TASK STATEMENT:
Extract every line that contains the word "психічного".

GIVEN ENTRIES:
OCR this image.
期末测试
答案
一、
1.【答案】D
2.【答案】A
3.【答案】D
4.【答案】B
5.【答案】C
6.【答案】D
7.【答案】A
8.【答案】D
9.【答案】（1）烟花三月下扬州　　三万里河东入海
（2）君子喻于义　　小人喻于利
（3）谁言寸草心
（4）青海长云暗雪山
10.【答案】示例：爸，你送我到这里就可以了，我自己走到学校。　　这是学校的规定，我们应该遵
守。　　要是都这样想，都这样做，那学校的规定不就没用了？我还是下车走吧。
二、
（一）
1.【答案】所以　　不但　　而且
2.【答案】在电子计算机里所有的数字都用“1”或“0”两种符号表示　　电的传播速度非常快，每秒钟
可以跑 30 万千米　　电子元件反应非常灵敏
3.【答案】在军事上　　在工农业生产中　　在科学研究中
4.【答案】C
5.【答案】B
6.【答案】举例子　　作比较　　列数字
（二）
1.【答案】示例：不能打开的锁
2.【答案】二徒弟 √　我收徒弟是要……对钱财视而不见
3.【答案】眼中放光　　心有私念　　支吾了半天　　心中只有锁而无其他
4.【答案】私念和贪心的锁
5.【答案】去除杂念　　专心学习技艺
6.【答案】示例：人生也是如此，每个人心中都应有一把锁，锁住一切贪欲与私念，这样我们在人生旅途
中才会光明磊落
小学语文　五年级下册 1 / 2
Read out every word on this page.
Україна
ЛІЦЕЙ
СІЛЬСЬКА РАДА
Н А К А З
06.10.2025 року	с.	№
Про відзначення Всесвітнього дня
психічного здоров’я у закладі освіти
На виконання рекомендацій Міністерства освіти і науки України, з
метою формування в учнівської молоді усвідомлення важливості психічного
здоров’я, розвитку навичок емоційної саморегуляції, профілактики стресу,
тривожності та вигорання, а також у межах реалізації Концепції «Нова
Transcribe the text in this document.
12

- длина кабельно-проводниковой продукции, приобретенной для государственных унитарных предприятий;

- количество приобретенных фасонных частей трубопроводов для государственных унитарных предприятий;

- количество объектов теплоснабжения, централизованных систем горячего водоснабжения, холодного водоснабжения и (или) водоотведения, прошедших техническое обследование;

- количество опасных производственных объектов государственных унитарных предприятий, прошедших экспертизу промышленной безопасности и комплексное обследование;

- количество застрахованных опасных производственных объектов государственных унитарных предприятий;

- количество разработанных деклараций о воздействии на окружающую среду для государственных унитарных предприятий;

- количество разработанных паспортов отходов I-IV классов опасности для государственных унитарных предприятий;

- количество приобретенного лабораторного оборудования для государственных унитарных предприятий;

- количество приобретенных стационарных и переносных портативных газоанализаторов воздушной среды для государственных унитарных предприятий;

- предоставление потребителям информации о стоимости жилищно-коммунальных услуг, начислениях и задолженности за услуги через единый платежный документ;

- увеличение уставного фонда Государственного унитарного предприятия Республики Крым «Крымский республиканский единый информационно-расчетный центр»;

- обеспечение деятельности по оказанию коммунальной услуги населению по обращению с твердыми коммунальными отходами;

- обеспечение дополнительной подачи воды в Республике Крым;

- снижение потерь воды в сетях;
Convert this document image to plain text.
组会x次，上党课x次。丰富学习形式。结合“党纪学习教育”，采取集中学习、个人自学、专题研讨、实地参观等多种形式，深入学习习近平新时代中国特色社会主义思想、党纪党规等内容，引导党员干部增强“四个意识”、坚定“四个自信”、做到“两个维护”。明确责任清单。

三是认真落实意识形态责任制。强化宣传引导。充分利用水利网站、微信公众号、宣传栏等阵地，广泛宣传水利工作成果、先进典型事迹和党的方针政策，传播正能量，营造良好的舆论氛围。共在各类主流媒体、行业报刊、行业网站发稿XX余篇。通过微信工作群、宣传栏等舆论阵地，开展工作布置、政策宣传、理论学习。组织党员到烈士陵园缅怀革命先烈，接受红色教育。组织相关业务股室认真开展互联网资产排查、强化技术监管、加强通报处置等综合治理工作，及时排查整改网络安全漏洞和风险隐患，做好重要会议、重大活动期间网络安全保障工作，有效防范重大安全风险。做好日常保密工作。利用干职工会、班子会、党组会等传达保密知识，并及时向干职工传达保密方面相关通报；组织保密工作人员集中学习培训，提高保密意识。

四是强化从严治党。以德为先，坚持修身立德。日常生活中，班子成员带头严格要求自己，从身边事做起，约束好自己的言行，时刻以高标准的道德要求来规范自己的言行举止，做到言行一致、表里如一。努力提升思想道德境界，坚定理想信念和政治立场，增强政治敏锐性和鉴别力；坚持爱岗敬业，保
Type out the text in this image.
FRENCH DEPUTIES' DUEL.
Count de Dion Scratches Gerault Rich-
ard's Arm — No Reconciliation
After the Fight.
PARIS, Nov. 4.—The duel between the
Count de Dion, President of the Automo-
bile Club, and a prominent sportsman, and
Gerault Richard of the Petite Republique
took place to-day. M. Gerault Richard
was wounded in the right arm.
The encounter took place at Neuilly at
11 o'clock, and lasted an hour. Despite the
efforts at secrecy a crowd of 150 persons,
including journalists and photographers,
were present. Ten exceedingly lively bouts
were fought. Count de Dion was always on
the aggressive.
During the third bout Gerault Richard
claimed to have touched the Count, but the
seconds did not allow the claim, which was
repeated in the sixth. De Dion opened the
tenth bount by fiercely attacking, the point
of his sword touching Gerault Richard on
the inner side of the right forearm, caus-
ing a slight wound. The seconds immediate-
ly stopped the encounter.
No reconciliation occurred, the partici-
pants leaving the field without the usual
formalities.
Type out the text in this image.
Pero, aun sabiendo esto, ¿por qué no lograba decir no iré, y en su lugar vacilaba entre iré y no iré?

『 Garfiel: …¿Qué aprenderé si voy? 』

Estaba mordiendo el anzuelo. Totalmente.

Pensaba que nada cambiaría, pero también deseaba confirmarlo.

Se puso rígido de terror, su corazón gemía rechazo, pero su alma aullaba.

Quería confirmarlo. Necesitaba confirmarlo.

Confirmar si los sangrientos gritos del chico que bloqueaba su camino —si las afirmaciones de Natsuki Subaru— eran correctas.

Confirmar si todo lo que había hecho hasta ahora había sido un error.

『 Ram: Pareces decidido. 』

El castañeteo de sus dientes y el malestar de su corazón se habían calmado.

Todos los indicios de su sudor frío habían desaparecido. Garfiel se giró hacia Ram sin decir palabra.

EXERCISE OUTPUT:
психічного здоров’я у закладі освіти
метою формування в учнівської молоді усвідомлення важливості психічного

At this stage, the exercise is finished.